• [Exercise details]:
Output the entries below exactly as written, omitting pictures.

==================================================

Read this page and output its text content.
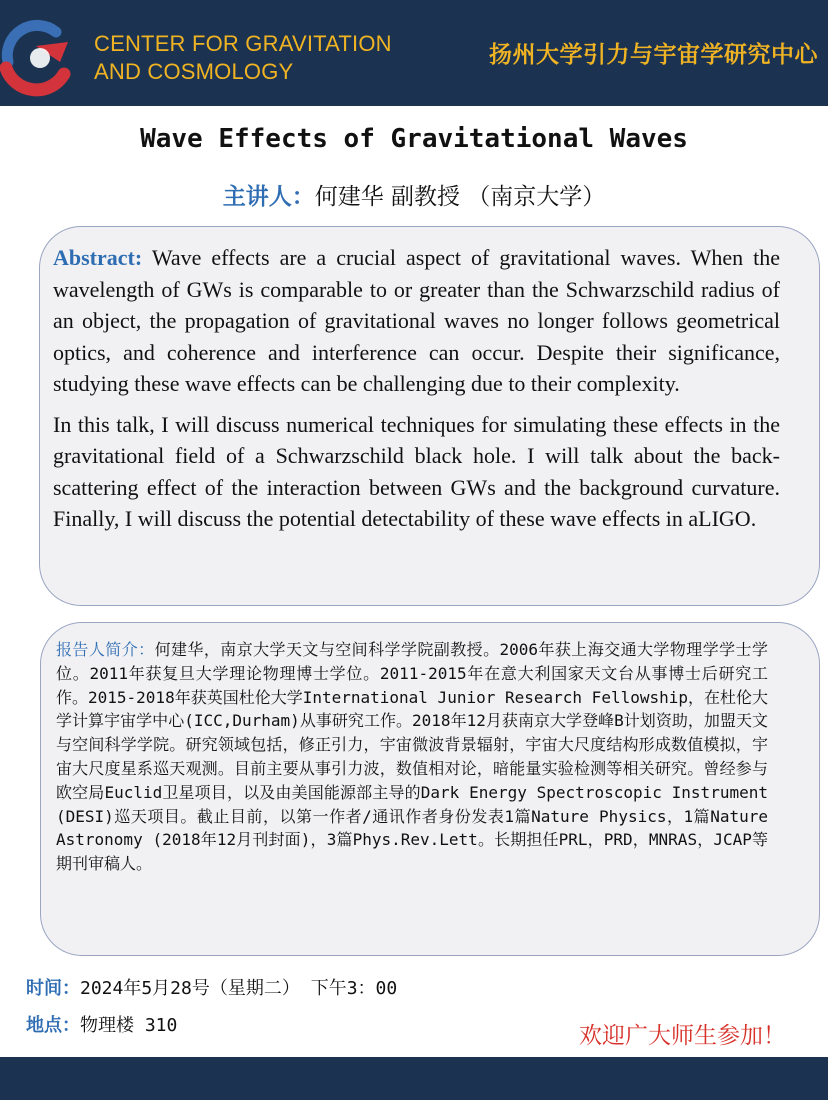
CENTER FOR GRAVITATION
AND COSMOLOGY
扬州大学引力与宇宙学研究中心
Wave Effects of Gravitational Waves
主讲人：何建华 副教授 （南京大学）

Abstract: Wave effects are a crucial aspect of gravitational waves. When the wavelength of GWs is comparable to or greater than the Schwarzschild radius of an object, the propagation of gravitational waves no longer follows geometrical optics, and coherence and interference can occur. Despite their significance, studying these wave effects can be challenging due to their complexity.

In this talk, I will discuss numerical techniques for simulating these effects in the gravitational field of a Schwarzschild black hole. I will talk about the back-scattering effect of the interaction between GWs and the background curvature. Finally, I will discuss the potential detectability of these wave effects in aLIGO.

报告人简介：何建华，南京大学天文与空间科学学院副教授。2006年获上海交通大学物理学学士学位。2011年获复旦大学理论物理博士学位。2011-2015年在意大利国家天文台从事博士后研究工作。2015-2018年获英国杜伦大学International Junior Research Fellowship，在杜伦大学计算宇宙学中心(ICC,Durham)从事研究工作。2018年12月获南京大学登峰B计划资助，加盟天文与空间科学学院。研究领域包括，修正引力，宇宙微波背景辐射，宇宙大尺度结构形成数值模拟，宇宙大尺度星系巡天观测。目前主要从事引力波，数值相对论，暗能量实验检测等相关研究。曾经参与欧空局Euclid卫星项目，以及由美国能源部主导的Dark Energy Spectroscopic Instrument (DESI)巡天项目。截止目前，以第一作者/通讯作者身份发表1篇Nature Physics，1篇Nature Astronomy (2018年12月刊封面)，3篇Phys.Rev.Lett。长期担任PRL，PRD，MNRAS，JCAP等期刊审稿人。
时间：2024年5月28号（星期二） 下午3：00
地点：物理楼 310	欢迎广大师生参加！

==================================================

• [Final result]:
Read this page and output its text content.
CENTER FOR GRAVITATION
AND COSMOLOGY
扬州大学引力与宇宙学研究中心
Wave Effects of Gravitational Waves
主讲人：何建华 副教授 （南京大学）

Abstract: Wave effects are a crucial aspect of gravitational waves. When the wavelength of GWs is comparable to or greater than the Schwarzschild radius of an object, the propagation of gravitational waves no longer follows geometrical optics, and coherence and interference can occur. Despite their significance, studying these wave effects can be challenging due to their complexity.

In this talk, I will discuss numerical techniques for simulating these effects in the gravitational field of a Schwarzschild black hole. I will talk about the back-scattering effect of the interaction between GWs and the background curvature. Finally, I will discuss the potential detectability of these wave effects in aLIGO.

报告人简介：何建华，南京大学天文与空间科学学院副教授。2006年获上海交通大学物理学学士学位。2011年获复旦大学理论物理博士学位。2011-2015年在意大利国家天文台从事博士后研究工作。2015-2018年获英国杜伦大学International Junior Research Fellowship，在杜伦大学计算宇宙学中心(ICC,Durham)从事研究工作。2018年12月获南京大学登峰B计划资助，加盟天文与空间科学学院。研究领域包括，修正引力，宇宙微波背景辐射，宇宙大尺度结构形成数值模拟，宇宙大尺度星系巡天观测。目前主要从事引力波，数值相对论，暗能量实验检测等相关研究。曾经参与欧空局Euclid卫星项目，以及由美国能源部主导的Dark Energy Spectroscopic Instrument (DESI)巡天项目。截止目前，以第一作者/通讯作者身份发表1篇Nature Physics，1篇Nature Astronomy (2018年12月刊封面)，3篇Phys.Rev.Lett。长期担任PRL，PRD，MNRAS，JCAP等期刊审稿人。
时间：2024年5月28号（星期二） 下午3：00
地点：物理楼 310	欢迎广大师生参加！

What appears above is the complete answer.